[WRITTEN INSTRUCTION]:
Go through the records and show each line where the word "text" occurs.

[INFORMATION GIVEN]:
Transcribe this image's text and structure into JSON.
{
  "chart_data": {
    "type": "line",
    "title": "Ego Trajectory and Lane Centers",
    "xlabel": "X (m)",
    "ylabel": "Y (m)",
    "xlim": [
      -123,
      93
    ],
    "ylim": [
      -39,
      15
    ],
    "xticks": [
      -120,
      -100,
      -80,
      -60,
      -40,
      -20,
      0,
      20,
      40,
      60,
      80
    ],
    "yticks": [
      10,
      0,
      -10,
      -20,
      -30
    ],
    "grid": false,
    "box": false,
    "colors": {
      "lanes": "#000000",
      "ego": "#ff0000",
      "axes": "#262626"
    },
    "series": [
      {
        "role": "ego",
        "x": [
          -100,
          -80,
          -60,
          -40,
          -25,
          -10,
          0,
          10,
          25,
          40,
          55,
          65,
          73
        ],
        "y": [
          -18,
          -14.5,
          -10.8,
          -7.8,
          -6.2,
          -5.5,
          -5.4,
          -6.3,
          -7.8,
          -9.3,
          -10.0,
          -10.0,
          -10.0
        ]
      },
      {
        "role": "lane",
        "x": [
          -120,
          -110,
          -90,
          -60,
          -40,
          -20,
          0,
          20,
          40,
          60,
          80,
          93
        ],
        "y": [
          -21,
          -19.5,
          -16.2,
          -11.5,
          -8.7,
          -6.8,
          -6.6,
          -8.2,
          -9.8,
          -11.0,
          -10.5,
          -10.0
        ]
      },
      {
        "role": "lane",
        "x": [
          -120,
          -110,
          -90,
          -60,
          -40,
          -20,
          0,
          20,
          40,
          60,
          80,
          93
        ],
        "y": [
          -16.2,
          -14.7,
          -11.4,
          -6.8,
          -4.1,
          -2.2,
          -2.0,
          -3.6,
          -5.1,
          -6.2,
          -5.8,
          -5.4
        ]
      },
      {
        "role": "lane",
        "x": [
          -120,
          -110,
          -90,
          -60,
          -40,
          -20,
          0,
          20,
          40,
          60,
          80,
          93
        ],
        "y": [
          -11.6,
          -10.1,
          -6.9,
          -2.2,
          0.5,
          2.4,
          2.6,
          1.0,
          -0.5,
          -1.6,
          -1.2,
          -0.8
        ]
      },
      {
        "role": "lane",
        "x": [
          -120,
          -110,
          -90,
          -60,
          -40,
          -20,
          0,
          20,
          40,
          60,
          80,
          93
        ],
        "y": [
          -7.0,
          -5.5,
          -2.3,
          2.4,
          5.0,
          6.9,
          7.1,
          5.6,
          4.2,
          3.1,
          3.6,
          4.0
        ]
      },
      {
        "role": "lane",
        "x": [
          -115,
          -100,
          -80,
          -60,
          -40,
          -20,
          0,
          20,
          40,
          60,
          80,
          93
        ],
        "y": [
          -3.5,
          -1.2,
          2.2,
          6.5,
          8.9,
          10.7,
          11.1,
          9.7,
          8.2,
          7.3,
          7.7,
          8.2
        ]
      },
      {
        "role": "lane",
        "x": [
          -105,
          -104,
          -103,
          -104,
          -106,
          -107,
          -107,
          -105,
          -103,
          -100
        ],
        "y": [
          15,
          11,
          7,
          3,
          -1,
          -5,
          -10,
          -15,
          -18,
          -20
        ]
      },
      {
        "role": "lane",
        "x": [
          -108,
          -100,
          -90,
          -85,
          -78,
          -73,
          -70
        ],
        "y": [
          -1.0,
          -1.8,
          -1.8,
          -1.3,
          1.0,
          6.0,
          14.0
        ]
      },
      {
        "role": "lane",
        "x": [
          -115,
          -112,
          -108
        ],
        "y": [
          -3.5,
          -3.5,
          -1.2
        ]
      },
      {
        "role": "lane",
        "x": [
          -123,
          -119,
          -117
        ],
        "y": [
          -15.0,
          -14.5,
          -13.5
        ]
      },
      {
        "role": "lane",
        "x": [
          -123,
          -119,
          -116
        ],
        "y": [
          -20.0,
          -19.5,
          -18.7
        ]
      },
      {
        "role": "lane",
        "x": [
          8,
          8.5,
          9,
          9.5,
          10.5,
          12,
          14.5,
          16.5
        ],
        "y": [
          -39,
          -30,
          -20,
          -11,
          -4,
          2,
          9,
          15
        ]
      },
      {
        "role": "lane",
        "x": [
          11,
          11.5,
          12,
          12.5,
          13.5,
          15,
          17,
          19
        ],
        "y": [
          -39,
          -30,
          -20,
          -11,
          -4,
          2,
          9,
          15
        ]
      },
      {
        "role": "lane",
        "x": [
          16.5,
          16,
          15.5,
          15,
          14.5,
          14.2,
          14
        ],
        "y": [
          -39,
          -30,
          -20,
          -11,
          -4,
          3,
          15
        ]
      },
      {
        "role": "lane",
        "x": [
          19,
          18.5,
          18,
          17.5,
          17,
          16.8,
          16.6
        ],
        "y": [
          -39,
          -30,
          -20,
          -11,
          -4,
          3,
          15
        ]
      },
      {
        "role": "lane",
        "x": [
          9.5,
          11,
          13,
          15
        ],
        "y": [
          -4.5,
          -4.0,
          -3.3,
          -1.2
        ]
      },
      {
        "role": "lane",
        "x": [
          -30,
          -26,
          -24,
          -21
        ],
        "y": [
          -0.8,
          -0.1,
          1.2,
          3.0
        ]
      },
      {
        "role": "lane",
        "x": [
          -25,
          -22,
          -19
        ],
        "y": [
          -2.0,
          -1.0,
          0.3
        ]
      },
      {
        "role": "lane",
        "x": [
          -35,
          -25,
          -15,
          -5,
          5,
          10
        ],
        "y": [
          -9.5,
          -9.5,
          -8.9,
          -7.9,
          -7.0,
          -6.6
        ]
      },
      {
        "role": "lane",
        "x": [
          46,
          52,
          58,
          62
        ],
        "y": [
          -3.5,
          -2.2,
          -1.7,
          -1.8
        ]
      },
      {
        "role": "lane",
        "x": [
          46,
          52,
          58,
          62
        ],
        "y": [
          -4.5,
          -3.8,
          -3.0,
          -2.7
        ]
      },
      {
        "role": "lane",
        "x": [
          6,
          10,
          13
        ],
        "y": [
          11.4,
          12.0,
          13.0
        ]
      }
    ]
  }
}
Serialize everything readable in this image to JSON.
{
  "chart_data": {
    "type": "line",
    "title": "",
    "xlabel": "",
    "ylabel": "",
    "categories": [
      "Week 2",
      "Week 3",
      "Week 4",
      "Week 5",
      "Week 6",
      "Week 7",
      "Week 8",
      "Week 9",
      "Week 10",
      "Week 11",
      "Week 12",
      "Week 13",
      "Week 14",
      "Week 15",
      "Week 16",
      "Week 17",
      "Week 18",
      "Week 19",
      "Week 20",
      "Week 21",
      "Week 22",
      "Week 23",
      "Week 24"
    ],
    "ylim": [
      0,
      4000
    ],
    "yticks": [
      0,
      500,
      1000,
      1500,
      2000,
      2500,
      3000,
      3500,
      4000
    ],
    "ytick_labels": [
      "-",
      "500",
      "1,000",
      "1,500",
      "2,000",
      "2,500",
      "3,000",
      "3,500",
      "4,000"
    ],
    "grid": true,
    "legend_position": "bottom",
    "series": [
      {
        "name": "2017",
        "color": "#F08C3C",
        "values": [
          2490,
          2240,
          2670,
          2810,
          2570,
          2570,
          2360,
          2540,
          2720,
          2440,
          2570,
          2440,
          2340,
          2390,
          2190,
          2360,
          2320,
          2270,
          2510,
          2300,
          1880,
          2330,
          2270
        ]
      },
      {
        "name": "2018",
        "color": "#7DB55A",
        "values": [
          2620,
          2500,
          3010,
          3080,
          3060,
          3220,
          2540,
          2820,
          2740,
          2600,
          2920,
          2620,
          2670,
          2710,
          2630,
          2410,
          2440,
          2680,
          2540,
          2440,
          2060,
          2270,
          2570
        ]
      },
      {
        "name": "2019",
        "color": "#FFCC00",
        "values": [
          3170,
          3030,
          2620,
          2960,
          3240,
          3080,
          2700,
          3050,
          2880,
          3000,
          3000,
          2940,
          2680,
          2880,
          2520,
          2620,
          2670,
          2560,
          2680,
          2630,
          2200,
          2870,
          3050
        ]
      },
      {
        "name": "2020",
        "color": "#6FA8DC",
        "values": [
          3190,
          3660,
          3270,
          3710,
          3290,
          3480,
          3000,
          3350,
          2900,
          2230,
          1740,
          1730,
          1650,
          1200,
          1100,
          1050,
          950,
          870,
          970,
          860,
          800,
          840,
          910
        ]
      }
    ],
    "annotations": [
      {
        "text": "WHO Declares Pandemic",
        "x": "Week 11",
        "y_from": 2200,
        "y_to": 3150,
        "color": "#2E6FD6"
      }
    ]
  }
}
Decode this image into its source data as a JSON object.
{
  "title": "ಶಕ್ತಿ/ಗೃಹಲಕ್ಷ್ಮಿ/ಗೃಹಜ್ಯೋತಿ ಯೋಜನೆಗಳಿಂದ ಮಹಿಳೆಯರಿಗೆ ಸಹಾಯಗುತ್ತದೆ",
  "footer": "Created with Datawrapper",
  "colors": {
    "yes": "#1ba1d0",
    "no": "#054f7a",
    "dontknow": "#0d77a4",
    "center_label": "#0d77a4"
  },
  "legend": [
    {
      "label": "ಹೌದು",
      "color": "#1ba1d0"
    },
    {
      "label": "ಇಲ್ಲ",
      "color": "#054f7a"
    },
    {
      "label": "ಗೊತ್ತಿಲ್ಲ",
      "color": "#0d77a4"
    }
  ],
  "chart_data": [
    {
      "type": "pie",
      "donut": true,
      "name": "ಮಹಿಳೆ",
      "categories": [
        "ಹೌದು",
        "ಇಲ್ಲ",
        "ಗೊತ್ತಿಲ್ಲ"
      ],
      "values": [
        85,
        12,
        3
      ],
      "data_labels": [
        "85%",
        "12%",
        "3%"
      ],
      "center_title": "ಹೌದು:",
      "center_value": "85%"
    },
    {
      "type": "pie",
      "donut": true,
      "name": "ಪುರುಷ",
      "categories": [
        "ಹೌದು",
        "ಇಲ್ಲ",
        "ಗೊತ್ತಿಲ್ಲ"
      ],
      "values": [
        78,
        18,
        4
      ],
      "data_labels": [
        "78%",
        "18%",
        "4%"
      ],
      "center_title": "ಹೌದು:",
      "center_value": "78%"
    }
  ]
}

[TASK RESPONSE]:
Transcribe this image's text and structure into JSON.
        "text": "WHO Declares Pandemic",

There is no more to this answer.